Reproduce all the entries exactly and keep the pictures out.

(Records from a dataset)
▬▬▬▬▬▬

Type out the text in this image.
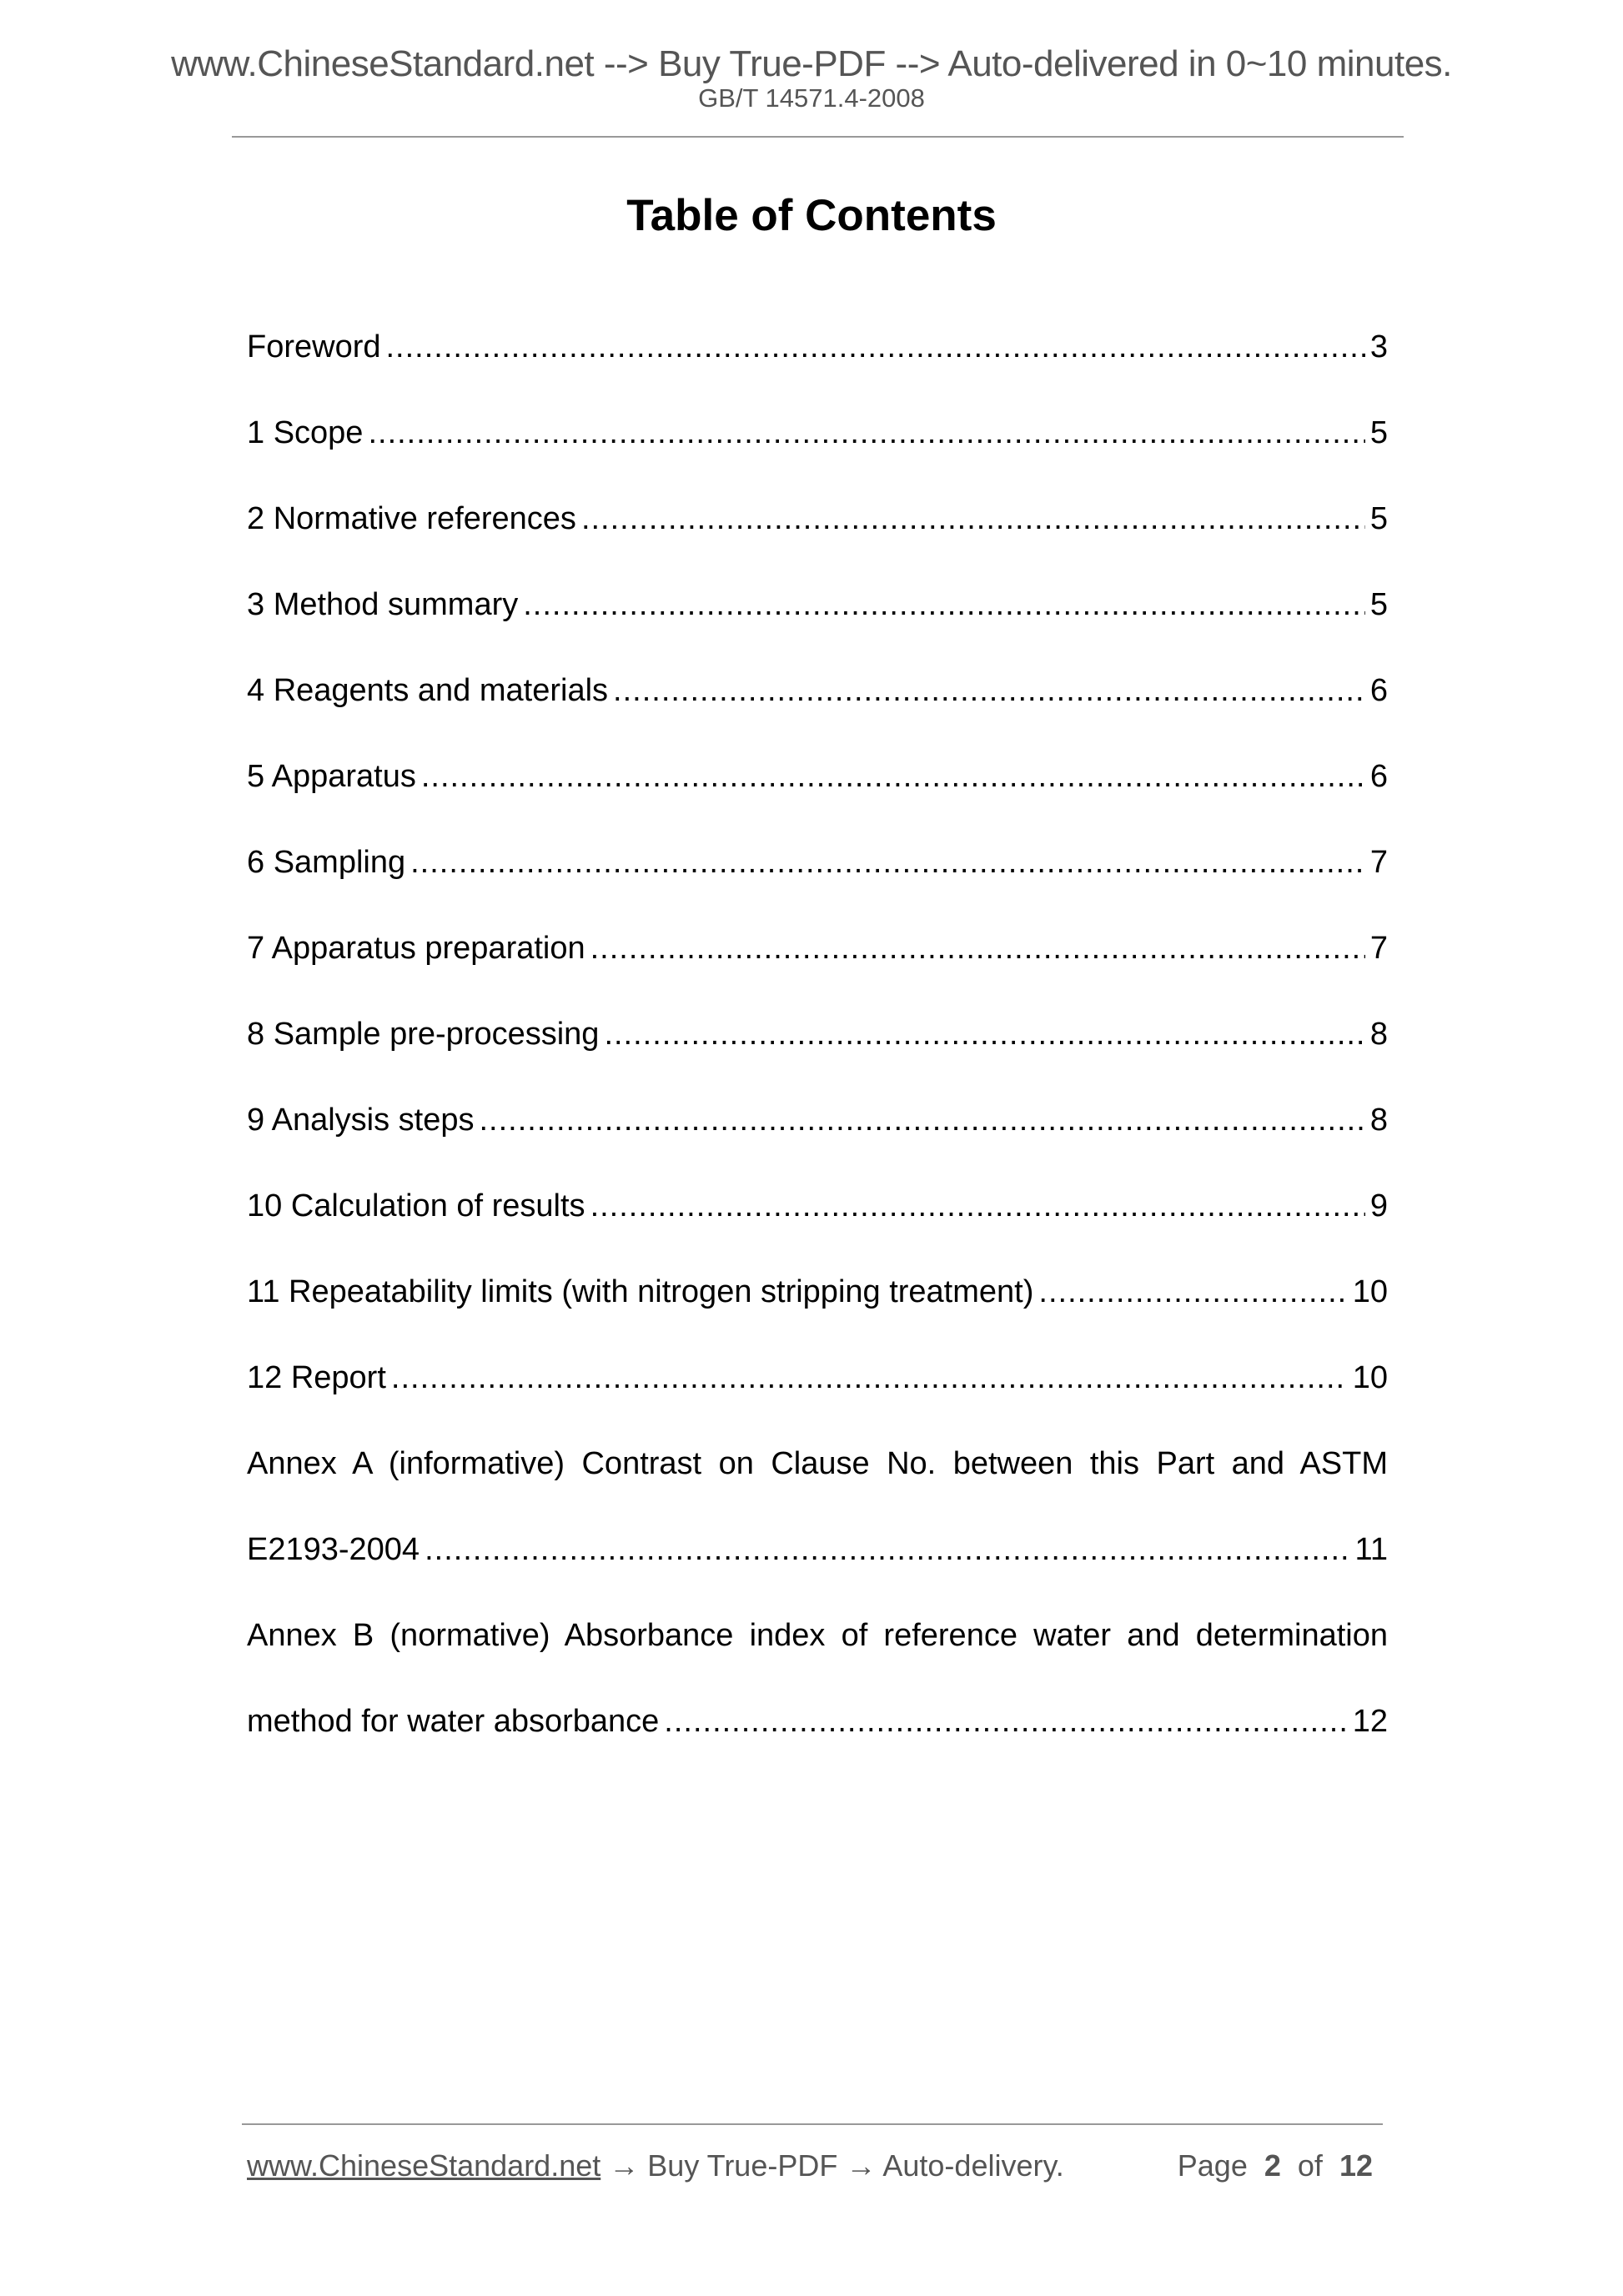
www.ChineseStandard.net --> Buy True-PDF --> Auto-delivered in 0~10 minutes.
GB/T 14571.4-2008
Table of Contents
Foreword .....	3
1 Scope .....	5
2 Normative references .....	5
3 Method summary .....	5
4 Reagents and materials .....	6
5 Apparatus .....	6
6 Sampling .....	7
7 Apparatus preparation .....	7
8 Sample pre-processing .....	8
9 Analysis steps .....	8
10 Calculation of results .....	9
11 Repeatability limits (with nitrogen stripping treatment) .....	10
12 Report .....	10
Annex A (informative) Contrast on Clause No. between this Part and ASTM
E2193-2004 .....	11
Annex B (normative) Absorbance index of reference water and determination
method for water absorbance .....	12
www.ChineseStandard.net → Buy True-PDF → Auto-delivery.	Page 2 of 12
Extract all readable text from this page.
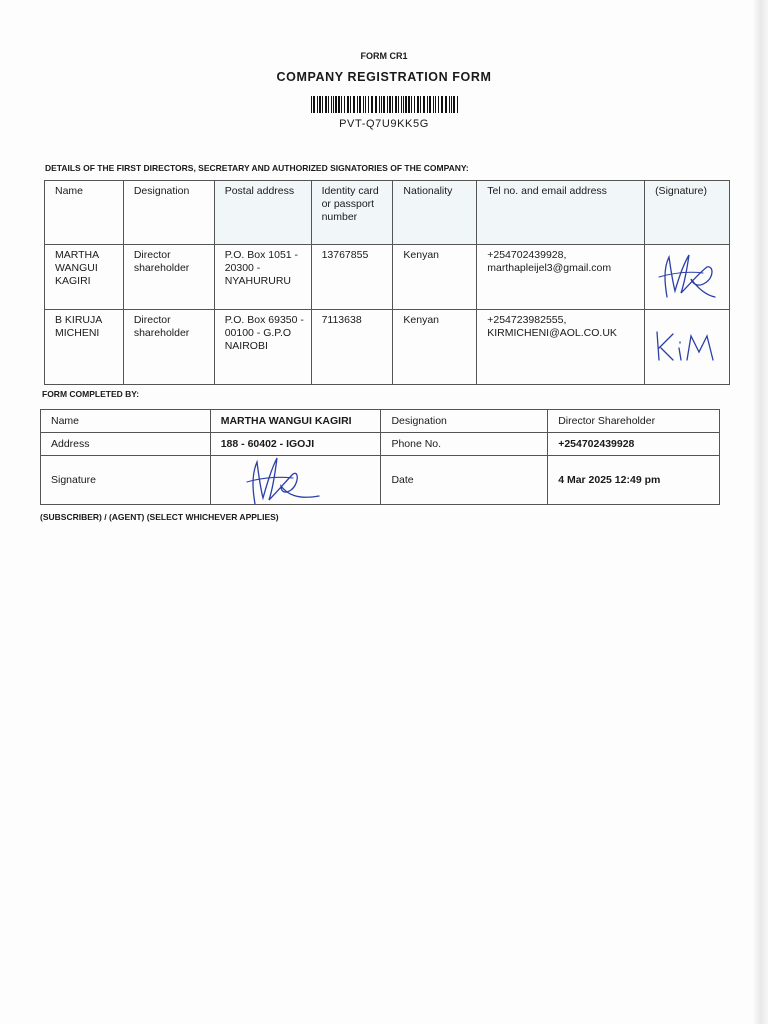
FORM CR1
COMPANY REGISTRATION FORM
PVT-Q7U9KK5G
DETAILS OF THE FIRST DIRECTORS, SECRETARY AND AUTHORIZED SIGNATORIES OF THE COMPANY:
Name	Designation	Postal address	Identity card or passport number	Nationality	Tel no. and email address	(Signature)
MARTHA WANGUI KAGIRI	Director shareholder	P.O. Box 1051 - 20300 - NYAHURURU	13767855	Kenyan	+254702439928, marthapleijel3@gmail.com	

B KIRUJA MICHENI	Director shareholder	P.O. Box 69350 - 00100 - G.P.O NAIROBI	7113638	Kenyan	+254723982555, KIRMICHENI@AOL.CO.UK	
FORM COMPLETED BY:
Name	MARTHA WANGUI KAGIRI	Designation	Director Shareholder
Address	188 - 60402 - IGOJI	Phone No.	+254702439928
Signature		Date	4 Mar 2025 12:49 pm
(SUBSCRIBER) / (AGENT) (SELECT WHICHEVER APPLIES)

▬▬▬▬▬▬

Complete response
Type out the text in this image.
www.ChineseStandard.net --> Buy True-PDF --> Auto-delivered in 0~10 minutes.
GB/T 14571.4-2008
Table of Contents
Foreword .....	3
1 Scope .....	5
2 Normative references .....	5
3 Method summary .....	5
4 Reagents and materials .....	6
5 Apparatus .....	6
6 Sampling .....	7
7 Apparatus preparation .....	7
8 Sample pre-processing .....	8
9 Analysis steps .....	8
10 Calculation of results .....	9
11 Repeatability limits (with nitrogen stripping treatment) .....	10
12 Report .....	10
Annex A (informative) Contrast on Clause No. between this Part and ASTM
E2193-2004 .....	11
Annex B (normative) Absorbance index of reference water and determination
method for water absorbance .....	12
www.ChineseStandard.net → Buy True-PDF → Auto-delivery.	Page 2 of 12
Extract all readable text from this page.
FORM CR1
COMPANY REGISTRATION FORM
PVT-Q7U9KK5G
DETAILS OF THE FIRST DIRECTORS, SECRETARY AND AUTHORIZED SIGNATORIES OF THE COMPANY:
Name	Designation	Postal address	Identity card or passport number	Nationality	Tel no. and email address	(Signature)
MARTHA WANGUI KAGIRI	Director shareholder	P.O. Box 1051 - 20300 - NYAHURURU	13767855	Kenyan	+254702439928, marthapleijel3@gmail.com	

B KIRUJA MICHENI	Director shareholder	P.O. Box 69350 - 00100 - G.P.O NAIROBI	7113638	Kenyan	+254723982555, KIRMICHENI@AOL.CO.UK	
FORM COMPLETED BY:
Name	MARTHA WANGUI KAGIRI	Designation	Director Shareholder
Address	188 - 60402 - IGOJI	Phone No.	+254702439928
Signature		Date	4 Mar 2025 12:49 pm
(SUBSCRIBER) / (AGENT) (SELECT WHICHEVER APPLIES)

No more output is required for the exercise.